→ Given problem 1
Return the portion of the opinion piece on emigrant voting between "Most emigrants, of" and "is starkly apparent.", inclusive, exactly as it appears.
→ Given problem 2
Condense the paragraph of the opinion piece on emigrant voting that begins "Most emigrants, of course," into a shorter version that retains its principal facts.
→ Given problem 3
Answer the following questions using the opinion piece on emigrant voting:
(a) According to the subheading, which age group is strongly in favor?
(b) What is the name of the survey of emigrant citizens conducted by The Irish Times?
(c) How many countries allow their emigrant citizens to vote?
* Start Passage provided *
‘Pressure for emigrant vote will only increase’

Opinion: Irish Times survey shows under-25s are strongly in favour

Noreen Bowden: ‘In our increasingly globalised world, Brexit won’t be the last time Ireland will be looking for its overseas citizens to use their influence on the nation’s behalf.’ Photograph: iStock/Getty Images
Noreen Bowden: ‘In our increasingly globalised world, Brexit won’t be the last time Ireland will be looking for its overseas citizens to use their influence on the nation’s behalf.’ Photograph: iStock/Getty Images

It is heartening but unsurprising to read that such a substantial majority of emigrant citizens interviewed for The Irish Times' Generation Emigration Survey believe they should have the right to vote.

Most emigrants, of course, have moved to countries where emigrant voting is an uncontroversial norm - just as most immigrants living in Ireland are entitled to retain their vote in their home countries. With over 125 countries allowing their emigrant citizens to vote, Ireland's outlier status on this issue is starkly apparent.
* End Passage provided *
* Start Extracted material *
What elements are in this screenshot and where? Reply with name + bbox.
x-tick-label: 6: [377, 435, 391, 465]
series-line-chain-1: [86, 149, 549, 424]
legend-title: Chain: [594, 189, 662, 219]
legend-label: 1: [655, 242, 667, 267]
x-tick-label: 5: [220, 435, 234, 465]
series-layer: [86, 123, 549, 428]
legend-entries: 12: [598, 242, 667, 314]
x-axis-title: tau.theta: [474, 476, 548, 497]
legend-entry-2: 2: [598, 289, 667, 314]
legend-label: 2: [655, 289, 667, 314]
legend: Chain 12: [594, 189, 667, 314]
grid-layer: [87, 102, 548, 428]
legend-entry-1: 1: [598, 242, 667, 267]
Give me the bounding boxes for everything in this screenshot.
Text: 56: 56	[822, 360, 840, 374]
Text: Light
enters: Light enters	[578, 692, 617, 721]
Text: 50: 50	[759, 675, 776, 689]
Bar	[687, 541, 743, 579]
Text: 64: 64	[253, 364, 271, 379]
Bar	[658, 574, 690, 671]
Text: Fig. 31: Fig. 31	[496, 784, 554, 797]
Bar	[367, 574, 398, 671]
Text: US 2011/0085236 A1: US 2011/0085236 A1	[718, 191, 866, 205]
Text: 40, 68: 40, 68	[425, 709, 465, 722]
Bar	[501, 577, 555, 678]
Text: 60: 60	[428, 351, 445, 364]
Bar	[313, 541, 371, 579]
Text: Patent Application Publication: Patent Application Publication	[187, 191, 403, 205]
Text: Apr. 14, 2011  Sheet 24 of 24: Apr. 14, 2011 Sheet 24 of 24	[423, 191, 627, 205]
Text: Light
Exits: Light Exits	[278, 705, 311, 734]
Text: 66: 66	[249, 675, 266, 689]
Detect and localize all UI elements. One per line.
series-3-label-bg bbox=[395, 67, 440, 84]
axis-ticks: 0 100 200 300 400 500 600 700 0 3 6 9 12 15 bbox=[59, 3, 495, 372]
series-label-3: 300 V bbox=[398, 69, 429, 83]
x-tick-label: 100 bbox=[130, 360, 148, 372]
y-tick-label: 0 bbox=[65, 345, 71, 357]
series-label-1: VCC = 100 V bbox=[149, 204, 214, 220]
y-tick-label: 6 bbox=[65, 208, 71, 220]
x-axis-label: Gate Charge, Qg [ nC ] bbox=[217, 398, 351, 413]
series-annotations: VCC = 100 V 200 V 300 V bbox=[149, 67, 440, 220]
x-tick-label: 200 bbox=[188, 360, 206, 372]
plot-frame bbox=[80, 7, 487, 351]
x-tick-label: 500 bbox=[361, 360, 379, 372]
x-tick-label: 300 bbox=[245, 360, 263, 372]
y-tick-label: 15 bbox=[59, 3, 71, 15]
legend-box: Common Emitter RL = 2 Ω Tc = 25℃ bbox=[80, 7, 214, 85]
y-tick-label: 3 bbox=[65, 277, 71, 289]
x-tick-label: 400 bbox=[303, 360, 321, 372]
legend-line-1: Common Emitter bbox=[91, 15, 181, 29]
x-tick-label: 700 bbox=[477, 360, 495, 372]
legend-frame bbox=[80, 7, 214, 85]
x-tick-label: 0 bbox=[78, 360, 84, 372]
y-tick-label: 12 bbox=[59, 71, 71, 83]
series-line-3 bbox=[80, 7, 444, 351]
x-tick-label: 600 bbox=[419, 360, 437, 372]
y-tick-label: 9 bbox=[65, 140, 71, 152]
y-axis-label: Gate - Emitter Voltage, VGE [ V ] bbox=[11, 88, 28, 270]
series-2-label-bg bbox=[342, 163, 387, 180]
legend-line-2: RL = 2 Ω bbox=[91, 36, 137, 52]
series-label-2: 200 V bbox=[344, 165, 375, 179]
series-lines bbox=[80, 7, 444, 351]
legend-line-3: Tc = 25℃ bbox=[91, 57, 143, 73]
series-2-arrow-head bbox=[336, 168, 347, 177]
* End Extracted material *
→ Task result 1
Most emigrants, of course, have moved to countries where emigrant voting is an uncontroversial norm - just as most immigrants living in Ireland are entitled to retain their vote in their home countries. With over 125 countries allowing their emigrant citizens to vote, Ireland's outlier status on this issue is starkly apparent.

→ Task result 2
Most emigrants now live in countries where emigrant voting is an accepted norm, and most immigrants in Ireland may keep their vote in their home countries. Because more than 125 countries let emigrant citizens vote, Ireland clearly stands apart on the issue.

→ Task result 3
(a) Under-25s.
(b) The Generation Emigration Survey.
(c) Over 125.